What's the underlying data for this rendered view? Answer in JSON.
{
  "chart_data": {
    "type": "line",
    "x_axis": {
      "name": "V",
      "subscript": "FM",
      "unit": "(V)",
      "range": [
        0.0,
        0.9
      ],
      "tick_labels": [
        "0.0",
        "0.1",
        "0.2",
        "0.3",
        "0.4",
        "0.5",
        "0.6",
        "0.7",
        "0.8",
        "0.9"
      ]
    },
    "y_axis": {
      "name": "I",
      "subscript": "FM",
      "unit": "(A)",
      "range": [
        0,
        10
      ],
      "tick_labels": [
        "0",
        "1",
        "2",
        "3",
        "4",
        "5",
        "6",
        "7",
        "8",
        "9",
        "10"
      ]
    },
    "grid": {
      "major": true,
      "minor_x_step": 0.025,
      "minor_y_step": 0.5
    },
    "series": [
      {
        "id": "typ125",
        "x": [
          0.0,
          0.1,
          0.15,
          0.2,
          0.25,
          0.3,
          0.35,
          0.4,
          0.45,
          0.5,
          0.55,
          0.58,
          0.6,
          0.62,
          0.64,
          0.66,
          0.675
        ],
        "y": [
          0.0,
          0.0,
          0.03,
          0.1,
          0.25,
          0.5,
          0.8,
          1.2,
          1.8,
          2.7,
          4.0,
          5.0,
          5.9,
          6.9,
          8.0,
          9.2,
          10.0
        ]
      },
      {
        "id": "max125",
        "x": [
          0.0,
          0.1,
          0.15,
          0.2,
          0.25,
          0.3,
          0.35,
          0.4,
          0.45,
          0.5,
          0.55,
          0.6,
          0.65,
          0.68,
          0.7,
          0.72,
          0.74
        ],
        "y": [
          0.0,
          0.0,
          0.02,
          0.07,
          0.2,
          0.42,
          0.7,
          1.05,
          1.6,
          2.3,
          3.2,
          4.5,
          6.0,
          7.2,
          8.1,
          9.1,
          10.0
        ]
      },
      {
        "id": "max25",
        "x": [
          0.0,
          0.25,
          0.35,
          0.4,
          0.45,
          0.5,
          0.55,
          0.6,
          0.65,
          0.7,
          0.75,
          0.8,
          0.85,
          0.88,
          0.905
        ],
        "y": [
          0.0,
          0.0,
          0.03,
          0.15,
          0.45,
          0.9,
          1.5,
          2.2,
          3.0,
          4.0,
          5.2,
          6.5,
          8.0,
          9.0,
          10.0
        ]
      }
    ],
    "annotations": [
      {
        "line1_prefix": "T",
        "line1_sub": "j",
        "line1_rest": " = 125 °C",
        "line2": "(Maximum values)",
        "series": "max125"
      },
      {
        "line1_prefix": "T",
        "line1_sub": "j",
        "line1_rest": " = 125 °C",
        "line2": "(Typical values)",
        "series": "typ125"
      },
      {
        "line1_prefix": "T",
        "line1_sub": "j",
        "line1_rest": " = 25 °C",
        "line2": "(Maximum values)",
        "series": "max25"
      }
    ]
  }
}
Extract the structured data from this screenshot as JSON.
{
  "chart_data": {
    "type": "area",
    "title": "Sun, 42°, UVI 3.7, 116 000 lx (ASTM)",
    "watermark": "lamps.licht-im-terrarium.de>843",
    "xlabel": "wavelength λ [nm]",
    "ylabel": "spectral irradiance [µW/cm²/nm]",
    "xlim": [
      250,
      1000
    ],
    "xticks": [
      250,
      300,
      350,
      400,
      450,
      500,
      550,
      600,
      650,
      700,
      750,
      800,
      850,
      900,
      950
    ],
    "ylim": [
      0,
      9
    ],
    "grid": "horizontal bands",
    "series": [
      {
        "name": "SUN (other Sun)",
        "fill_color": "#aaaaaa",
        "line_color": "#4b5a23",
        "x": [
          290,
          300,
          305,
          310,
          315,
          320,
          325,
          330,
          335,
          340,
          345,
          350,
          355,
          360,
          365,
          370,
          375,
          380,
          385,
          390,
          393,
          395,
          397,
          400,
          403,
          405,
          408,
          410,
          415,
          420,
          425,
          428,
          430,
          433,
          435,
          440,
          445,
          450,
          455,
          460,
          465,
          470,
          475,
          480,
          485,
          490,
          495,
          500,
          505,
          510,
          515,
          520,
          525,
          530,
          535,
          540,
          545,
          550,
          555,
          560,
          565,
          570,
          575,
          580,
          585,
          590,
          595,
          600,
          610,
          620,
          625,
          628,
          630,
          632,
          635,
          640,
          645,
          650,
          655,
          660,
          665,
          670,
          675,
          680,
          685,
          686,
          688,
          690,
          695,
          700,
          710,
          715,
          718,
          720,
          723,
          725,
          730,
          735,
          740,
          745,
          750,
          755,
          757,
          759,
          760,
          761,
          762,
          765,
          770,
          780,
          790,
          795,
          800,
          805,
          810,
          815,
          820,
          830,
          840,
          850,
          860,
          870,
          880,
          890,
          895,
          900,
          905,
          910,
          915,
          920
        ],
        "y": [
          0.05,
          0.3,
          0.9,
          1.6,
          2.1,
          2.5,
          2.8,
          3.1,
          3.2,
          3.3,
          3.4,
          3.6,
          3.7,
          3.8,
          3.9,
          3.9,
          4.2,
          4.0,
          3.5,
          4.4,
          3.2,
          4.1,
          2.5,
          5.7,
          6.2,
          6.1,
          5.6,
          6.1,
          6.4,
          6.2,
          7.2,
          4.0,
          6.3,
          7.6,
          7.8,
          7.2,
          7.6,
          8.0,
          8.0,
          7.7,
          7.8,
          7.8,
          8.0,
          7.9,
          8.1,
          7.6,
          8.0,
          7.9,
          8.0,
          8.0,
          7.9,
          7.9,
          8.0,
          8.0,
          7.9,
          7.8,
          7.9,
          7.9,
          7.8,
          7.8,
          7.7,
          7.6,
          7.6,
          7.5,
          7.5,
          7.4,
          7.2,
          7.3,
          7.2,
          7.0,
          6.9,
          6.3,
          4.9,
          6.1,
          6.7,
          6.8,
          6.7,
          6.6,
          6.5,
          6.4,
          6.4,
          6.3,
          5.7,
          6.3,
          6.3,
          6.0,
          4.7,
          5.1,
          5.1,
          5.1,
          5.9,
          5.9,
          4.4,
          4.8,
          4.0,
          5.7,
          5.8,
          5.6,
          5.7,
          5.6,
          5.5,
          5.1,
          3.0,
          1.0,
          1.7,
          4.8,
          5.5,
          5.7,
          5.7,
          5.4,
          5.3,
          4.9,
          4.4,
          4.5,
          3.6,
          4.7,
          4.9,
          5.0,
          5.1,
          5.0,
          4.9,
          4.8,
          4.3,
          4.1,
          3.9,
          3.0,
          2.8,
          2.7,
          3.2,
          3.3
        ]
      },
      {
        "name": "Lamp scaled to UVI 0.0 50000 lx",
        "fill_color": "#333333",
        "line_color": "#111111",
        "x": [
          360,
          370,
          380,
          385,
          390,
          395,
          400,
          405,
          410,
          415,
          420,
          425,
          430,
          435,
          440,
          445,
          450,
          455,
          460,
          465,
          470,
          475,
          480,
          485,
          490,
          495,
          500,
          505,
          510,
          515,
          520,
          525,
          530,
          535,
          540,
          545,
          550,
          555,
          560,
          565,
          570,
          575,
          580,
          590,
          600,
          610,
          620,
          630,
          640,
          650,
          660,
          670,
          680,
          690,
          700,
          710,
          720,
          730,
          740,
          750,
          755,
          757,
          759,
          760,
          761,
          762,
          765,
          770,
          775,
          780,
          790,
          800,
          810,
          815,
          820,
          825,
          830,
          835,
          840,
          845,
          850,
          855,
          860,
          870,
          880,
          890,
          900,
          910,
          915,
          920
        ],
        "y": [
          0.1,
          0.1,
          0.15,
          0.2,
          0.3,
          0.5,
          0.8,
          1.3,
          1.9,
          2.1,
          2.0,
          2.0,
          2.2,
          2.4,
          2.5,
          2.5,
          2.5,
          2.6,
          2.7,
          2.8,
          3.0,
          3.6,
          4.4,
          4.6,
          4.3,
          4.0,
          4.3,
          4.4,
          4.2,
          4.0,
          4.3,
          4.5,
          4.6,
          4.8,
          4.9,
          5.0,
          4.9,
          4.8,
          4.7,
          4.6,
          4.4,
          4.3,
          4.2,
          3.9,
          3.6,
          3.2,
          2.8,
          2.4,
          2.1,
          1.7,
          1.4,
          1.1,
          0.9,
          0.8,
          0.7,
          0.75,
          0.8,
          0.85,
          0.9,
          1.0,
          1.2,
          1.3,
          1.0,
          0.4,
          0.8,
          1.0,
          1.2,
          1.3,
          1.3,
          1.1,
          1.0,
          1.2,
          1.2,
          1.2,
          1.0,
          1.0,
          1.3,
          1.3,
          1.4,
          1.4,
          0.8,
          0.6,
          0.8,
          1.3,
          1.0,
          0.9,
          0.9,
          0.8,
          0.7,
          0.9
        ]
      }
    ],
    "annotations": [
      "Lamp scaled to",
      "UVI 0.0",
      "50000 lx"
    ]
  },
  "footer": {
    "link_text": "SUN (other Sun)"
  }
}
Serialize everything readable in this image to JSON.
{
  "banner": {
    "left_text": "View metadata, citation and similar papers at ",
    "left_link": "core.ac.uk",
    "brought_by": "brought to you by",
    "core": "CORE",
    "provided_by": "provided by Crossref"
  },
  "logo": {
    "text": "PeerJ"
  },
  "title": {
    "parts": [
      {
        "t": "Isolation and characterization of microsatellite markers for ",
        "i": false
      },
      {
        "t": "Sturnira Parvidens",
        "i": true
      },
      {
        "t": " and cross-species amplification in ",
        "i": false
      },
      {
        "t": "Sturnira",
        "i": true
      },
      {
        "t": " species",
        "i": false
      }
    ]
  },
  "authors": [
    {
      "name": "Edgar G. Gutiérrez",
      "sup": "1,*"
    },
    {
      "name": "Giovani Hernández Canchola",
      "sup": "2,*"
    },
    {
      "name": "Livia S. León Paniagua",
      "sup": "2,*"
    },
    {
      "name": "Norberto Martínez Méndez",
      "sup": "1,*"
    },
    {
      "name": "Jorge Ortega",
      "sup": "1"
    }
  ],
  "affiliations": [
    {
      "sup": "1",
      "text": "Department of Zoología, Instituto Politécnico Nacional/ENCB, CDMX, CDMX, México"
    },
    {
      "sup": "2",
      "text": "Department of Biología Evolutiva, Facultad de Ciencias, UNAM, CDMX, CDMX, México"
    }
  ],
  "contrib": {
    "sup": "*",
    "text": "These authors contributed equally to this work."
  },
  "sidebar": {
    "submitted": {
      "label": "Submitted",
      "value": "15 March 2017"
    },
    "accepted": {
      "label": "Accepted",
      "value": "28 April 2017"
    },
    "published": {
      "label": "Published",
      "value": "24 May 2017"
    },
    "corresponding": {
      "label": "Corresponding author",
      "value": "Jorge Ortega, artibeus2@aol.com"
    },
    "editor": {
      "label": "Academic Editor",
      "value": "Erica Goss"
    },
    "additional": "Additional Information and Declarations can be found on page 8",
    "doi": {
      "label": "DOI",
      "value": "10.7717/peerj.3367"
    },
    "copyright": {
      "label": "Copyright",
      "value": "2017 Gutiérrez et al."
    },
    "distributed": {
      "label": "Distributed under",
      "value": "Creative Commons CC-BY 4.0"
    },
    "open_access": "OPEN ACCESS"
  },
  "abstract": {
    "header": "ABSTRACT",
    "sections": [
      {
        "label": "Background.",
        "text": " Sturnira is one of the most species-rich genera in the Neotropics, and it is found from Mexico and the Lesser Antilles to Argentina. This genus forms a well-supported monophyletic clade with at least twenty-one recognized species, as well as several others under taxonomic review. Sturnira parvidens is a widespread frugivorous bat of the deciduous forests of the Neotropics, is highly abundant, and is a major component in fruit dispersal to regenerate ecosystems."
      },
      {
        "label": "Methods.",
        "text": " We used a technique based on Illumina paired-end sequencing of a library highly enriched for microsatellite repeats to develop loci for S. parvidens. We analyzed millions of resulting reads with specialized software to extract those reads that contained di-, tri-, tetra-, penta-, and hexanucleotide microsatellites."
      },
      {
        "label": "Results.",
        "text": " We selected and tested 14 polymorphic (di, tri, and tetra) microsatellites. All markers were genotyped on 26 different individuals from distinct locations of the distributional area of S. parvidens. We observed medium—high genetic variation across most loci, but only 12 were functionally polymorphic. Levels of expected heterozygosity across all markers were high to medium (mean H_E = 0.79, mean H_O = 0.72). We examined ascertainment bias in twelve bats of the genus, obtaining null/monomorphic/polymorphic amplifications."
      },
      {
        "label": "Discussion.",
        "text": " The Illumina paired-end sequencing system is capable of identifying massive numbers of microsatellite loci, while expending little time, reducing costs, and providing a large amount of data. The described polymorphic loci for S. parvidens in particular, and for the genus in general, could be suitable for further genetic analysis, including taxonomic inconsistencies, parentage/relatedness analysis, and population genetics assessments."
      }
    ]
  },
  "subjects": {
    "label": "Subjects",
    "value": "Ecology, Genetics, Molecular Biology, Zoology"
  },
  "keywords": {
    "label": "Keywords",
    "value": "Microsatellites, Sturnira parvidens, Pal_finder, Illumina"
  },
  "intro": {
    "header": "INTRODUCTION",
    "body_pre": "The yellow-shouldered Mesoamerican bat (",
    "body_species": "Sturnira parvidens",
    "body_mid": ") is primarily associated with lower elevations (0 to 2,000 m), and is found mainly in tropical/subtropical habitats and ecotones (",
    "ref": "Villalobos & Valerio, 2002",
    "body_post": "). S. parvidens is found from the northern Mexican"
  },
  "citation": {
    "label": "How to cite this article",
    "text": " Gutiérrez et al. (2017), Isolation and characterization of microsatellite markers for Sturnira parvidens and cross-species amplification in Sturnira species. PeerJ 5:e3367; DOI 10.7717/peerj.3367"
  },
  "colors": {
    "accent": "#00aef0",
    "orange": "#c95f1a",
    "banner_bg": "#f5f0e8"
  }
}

————————

WRITTEN TASK:
Among the lines of the data above, count those holding "markers" and state only the number.

RESULT OF THIS TASK:
3